## The records

....................

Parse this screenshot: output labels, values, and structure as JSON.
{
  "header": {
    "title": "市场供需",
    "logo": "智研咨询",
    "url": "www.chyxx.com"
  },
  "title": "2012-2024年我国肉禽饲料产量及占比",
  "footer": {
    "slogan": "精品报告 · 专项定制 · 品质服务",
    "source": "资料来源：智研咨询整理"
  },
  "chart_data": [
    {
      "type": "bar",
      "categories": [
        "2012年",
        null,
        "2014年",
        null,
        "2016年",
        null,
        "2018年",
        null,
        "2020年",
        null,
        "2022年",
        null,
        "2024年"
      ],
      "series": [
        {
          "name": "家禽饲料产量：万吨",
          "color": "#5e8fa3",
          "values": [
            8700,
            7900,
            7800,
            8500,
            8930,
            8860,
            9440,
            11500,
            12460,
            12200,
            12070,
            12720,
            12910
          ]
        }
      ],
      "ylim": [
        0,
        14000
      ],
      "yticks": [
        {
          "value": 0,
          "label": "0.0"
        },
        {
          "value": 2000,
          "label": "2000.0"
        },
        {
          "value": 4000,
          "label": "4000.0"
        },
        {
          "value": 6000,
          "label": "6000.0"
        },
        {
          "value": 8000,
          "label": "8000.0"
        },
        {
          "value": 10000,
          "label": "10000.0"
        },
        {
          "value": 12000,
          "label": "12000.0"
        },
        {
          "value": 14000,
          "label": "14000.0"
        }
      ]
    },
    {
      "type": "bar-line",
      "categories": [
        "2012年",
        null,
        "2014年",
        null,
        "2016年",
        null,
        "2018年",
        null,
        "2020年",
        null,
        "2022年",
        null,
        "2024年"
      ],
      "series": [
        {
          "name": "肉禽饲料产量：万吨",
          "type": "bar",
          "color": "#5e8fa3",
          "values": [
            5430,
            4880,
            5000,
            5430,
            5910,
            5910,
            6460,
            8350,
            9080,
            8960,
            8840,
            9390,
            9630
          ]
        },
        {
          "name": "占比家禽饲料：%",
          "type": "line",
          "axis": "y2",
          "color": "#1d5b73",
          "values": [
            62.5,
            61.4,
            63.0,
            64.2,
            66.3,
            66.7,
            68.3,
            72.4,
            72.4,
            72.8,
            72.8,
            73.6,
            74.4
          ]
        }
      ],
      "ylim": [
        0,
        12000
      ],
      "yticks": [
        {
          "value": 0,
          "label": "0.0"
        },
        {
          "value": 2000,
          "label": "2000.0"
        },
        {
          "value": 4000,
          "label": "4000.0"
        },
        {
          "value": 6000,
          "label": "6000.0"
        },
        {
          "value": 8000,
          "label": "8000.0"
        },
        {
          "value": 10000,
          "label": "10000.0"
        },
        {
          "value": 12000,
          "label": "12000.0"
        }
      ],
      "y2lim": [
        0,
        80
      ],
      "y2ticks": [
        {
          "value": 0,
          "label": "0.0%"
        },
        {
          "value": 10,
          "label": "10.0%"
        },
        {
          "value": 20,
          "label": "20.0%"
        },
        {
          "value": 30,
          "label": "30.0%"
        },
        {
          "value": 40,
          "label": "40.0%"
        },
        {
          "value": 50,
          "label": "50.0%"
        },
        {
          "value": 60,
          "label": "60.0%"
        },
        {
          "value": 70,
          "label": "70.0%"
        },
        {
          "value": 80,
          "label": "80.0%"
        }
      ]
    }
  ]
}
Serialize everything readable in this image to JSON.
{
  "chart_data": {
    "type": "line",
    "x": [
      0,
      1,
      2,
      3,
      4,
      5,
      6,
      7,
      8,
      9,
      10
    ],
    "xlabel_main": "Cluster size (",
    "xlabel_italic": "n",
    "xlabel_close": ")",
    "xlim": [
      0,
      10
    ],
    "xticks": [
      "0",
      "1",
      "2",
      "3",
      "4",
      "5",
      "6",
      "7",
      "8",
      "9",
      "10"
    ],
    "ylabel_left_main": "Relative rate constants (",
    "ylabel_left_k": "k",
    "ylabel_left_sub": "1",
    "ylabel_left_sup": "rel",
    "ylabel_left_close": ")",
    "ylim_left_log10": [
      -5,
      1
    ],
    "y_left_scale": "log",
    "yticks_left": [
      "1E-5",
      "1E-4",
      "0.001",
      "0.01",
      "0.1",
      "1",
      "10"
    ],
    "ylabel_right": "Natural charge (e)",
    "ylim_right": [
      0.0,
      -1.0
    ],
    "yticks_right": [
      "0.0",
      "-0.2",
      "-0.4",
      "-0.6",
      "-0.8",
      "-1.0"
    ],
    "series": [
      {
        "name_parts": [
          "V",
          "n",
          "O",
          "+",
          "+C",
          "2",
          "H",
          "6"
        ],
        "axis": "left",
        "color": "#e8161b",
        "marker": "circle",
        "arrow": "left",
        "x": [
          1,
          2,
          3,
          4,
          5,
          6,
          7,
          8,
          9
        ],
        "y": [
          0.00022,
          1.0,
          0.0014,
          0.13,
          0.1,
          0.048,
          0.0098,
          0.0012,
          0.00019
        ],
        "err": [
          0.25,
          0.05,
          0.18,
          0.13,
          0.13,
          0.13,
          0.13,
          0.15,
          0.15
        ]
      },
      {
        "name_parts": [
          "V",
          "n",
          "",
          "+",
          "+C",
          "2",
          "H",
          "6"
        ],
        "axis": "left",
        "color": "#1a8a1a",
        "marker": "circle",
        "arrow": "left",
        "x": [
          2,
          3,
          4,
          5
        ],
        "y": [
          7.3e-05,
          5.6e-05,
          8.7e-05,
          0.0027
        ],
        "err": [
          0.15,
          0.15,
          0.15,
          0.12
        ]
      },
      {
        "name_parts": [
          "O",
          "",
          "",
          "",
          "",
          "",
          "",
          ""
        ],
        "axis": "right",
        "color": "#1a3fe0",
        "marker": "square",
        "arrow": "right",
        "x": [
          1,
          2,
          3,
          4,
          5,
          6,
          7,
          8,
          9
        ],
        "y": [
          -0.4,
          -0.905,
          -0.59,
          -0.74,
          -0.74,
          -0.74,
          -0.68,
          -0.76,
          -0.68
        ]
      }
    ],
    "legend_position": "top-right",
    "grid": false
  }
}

....................

## Short exercise
Write the material out again in its entirety, exactly as shown.

## Task answer
Parse this screenshot: output labels, values, and structure as JSON.
{
  "header": {
    "title": "市场供需",
    "logo": "智研咨询",
    "url": "www.chyxx.com"
  },
  "title": "2012-2024年我国肉禽饲料产量及占比",
  "footer": {
    "slogan": "精品报告 · 专项定制 · 品质服务",
    "source": "资料来源：智研咨询整理"
  },
  "chart_data": [
    {
      "type": "bar",
      "categories": [
        "2012年",
        null,
        "2014年",
        null,
        "2016年",
        null,
        "2018年",
        null,
        "2020年",
        null,
        "2022年",
        null,
        "2024年"
      ],
      "series": [
        {
          "name": "家禽饲料产量：万吨",
          "color": "#5e8fa3",
          "values": [
            8700,
            7900,
            7800,
            8500,
            8930,
            8860,
            9440,
            11500,
            12460,
            12200,
            12070,
            12720,
            12910
          ]
        }
      ],
      "ylim": [
        0,
        14000
      ],
      "yticks": [
        {
          "value": 0,
          "label": "0.0"
        },
        {
          "value": 2000,
          "label": "2000.0"
        },
        {
          "value": 4000,
          "label": "4000.0"
        },
        {
          "value": 6000,
          "label": "6000.0"
        },
        {
          "value": 8000,
          "label": "8000.0"
        },
        {
          "value": 10000,
          "label": "10000.0"
        },
        {
          "value": 12000,
          "label": "12000.0"
        },
        {
          "value": 14000,
          "label": "14000.0"
        }
      ]
    },
    {
      "type": "bar-line",
      "categories": [
        "2012年",
        null,
        "2014年",
        null,
        "2016年",
        null,
        "2018年",
        null,
        "2020年",
        null,
        "2022年",
        null,
        "2024年"
      ],
      "series": [
        {
          "name": "肉禽饲料产量：万吨",
          "type": "bar",
          "color": "#5e8fa3",
          "values": [
            5430,
            4880,
            5000,
            5430,
            5910,
            5910,
            6460,
            8350,
            9080,
            8960,
            8840,
            9390,
            9630
          ]
        },
        {
          "name": "占比家禽饲料：%",
          "type": "line",
          "axis": "y2",
          "color": "#1d5b73",
          "values": [
            62.5,
            61.4,
            63.0,
            64.2,
            66.3,
            66.7,
            68.3,
            72.4,
            72.4,
            72.8,
            72.8,
            73.6,
            74.4
          ]
        }
      ],
      "ylim": [
        0,
        12000
      ],
      "yticks": [
        {
          "value": 0,
          "label": "0.0"
        },
        {
          "value": 2000,
          "label": "2000.0"
        },
        {
          "value": 4000,
          "label": "4000.0"
        },
        {
          "value": 6000,
          "label": "6000.0"
        },
        {
          "value": 8000,
          "label": "8000.0"
        },
        {
          "value": 10000,
          "label": "10000.0"
        },
        {
          "value": 12000,
          "label": "12000.0"
        }
      ],
      "y2lim": [
        0,
        80
      ],
      "y2ticks": [
        {
          "value": 0,
          "label": "0.0%"
        },
        {
          "value": 10,
          "label": "10.0%"
        },
        {
          "value": 20,
          "label": "20.0%"
        },
        {
          "value": 30,
          "label": "30.0%"
        },
        {
          "value": 40,
          "label": "40.0%"
        },
        {
          "value": 50,
          "label": "50.0%"
        },
        {
          "value": 60,
          "label": "60.0%"
        },
        {
          "value": 70,
          "label": "70.0%"
        },
        {
          "value": 80,
          "label": "80.0%"
        }
      ]
    }
  ]
}
Serialize everything readable in this image to JSON.
{
  "chart_data": {
    "type": "line",
    "x": [
      0,
      1,
      2,
      3,
      4,
      5,
      6,
      7,
      8,
      9,
      10
    ],
    "xlabel_main": "Cluster size (",
    "xlabel_italic": "n",
    "xlabel_close": ")",
    "xlim": [
      0,
      10
    ],
    "xticks": [
      "0",
      "1",
      "2",
      "3",
      "4",
      "5",
      "6",
      "7",
      "8",
      "9",
      "10"
    ],
    "ylabel_left_main": "Relative rate constants (",
    "ylabel_left_k": "k",
    "ylabel_left_sub": "1",
    "ylabel_left_sup": "rel",
    "ylabel_left_close": ")",
    "ylim_left_log10": [
      -5,
      1
    ],
    "y_left_scale": "log",
    "yticks_left": [
      "1E-5",
      "1E-4",
      "0.001",
      "0.01",
      "0.1",
      "1",
      "10"
    ],
    "ylabel_right": "Natural charge (e)",
    "ylim_right": [
      0.0,
      -1.0
    ],
    "yticks_right": [
      "0.0",
      "-0.2",
      "-0.4",
      "-0.6",
      "-0.8",
      "-1.0"
    ],
    "series": [
      {
        "name_parts": [
          "V",
          "n",
          "O",
          "+",
          "+C",
          "2",
          "H",
          "6"
        ],
        "axis": "left",
        "color": "#e8161b",
        "marker": "circle",
        "arrow": "left",
        "x": [
          1,
          2,
          3,
          4,
          5,
          6,
          7,
          8,
          9
        ],
        "y": [
          0.00022,
          1.0,
          0.0014,
          0.13,
          0.1,
          0.048,
          0.0098,
          0.0012,
          0.00019
        ],
        "err": [
          0.25,
          0.05,
          0.18,
          0.13,
          0.13,
          0.13,
          0.13,
          0.15,
          0.15
        ]
      },
      {
        "name_parts": [
          "V",
          "n",
          "",
          "+",
          "+C",
          "2",
          "H",
          "6"
        ],
        "axis": "left",
        "color": "#1a8a1a",
        "marker": "circle",
        "arrow": "left",
        "x": [
          2,
          3,
          4,
          5
        ],
        "y": [
          7.3e-05,
          5.6e-05,
          8.7e-05,
          0.0027
        ],
        "err": [
          0.15,
          0.15,
          0.15,
          0.12
        ]
      },
      {
        "name_parts": [
          "O",
          "",
          "",
          "",
          "",
          "",
          "",
          ""
        ],
        "axis": "right",
        "color": "#1a3fe0",
        "marker": "square",
        "arrow": "right",
        "x": [
          1,
          2,
          3,
          4,
          5,
          6,
          7,
          8,
          9
        ],
        "y": [
          -0.4,
          -0.905,
          -0.59,
          -0.74,
          -0.74,
          -0.74,
          -0.68,
          -0.76,
          -0.68
        ]
      }
    ],
    "legend_position": "top-right",
    "grid": false
  }
}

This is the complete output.